[Data records]
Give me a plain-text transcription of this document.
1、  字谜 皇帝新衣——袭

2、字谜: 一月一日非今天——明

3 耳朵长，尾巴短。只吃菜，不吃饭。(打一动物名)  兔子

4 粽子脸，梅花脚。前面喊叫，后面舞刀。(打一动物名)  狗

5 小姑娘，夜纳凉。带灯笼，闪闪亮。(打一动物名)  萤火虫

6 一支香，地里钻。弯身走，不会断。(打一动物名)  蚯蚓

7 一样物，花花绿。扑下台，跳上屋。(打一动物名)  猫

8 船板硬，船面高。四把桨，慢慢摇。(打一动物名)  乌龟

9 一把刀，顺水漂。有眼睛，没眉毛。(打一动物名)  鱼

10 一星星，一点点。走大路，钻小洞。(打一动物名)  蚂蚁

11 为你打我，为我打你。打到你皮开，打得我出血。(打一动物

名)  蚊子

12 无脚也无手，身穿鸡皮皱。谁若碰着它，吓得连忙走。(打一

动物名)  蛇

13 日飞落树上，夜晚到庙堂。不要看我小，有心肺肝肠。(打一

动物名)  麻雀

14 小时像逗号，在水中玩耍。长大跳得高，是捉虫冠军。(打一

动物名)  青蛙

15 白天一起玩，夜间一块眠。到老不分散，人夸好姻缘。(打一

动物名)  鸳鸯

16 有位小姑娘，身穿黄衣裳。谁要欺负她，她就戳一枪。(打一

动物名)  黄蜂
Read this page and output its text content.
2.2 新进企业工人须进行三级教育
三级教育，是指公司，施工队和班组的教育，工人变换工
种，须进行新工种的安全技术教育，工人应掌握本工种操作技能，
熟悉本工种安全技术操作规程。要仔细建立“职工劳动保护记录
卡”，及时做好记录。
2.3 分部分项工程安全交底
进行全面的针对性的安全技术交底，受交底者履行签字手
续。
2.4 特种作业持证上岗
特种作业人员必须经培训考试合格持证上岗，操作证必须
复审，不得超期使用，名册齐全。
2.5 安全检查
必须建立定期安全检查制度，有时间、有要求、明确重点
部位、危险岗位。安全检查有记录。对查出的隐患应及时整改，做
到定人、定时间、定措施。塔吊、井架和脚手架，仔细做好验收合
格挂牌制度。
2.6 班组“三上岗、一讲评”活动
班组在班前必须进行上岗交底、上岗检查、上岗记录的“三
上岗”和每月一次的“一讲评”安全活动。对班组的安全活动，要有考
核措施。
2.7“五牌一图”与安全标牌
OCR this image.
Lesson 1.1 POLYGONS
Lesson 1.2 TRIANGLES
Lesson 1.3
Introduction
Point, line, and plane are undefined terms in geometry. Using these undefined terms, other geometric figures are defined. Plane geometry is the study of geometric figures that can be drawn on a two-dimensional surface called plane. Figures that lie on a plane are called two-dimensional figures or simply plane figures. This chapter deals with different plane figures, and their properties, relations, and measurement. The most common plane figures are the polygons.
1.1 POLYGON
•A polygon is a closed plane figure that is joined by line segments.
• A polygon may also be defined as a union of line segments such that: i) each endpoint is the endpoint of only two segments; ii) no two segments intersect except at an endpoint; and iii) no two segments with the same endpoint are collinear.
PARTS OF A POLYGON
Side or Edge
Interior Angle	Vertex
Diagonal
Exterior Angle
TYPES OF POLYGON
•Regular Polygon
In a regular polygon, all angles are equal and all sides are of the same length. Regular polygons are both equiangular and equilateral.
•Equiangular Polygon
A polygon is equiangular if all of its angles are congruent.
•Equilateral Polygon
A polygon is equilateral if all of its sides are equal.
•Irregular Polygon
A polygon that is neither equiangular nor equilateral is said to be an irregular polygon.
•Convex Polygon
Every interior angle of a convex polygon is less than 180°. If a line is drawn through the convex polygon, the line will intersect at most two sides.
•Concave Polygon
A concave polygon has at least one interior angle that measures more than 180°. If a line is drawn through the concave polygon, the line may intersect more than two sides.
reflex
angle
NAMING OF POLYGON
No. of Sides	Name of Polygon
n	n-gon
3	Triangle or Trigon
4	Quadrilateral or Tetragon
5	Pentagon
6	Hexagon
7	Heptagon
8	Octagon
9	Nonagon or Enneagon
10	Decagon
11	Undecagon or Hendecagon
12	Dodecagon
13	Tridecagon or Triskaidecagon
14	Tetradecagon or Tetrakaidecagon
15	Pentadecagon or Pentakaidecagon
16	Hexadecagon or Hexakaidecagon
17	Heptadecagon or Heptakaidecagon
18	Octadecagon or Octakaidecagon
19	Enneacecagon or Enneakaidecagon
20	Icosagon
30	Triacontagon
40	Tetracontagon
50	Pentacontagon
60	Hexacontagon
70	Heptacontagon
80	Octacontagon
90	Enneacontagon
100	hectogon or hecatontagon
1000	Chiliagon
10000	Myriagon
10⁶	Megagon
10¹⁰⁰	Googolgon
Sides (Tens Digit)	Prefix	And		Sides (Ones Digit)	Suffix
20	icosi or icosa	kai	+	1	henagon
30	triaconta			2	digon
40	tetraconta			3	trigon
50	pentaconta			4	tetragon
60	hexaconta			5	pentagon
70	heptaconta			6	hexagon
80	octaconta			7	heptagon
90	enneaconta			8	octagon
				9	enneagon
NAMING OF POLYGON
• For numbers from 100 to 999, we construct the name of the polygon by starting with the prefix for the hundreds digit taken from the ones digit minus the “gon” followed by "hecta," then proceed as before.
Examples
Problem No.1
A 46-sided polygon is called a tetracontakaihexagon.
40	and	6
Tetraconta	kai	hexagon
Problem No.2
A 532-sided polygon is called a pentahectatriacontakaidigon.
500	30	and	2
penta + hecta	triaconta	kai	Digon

### WHAT TO WORK ON
Find all lines holding the string "plane" and copy them.

### TASK OUTPUT
Point, line, and plane are undefined terms in geometry. Using these undefined terms, other geometric figures are defined. Plane geometry is the study of geometric figures that can be drawn on a two-dimensional surface called plane. Figures that lie on a plane are called two-dimensional figures or simply plane figures. This chapter deals with different plane figures, and their properties, relations, and measurement. The most common plane figures are the polygons.
•A polygon is a closed plane figure that is joined by line segments.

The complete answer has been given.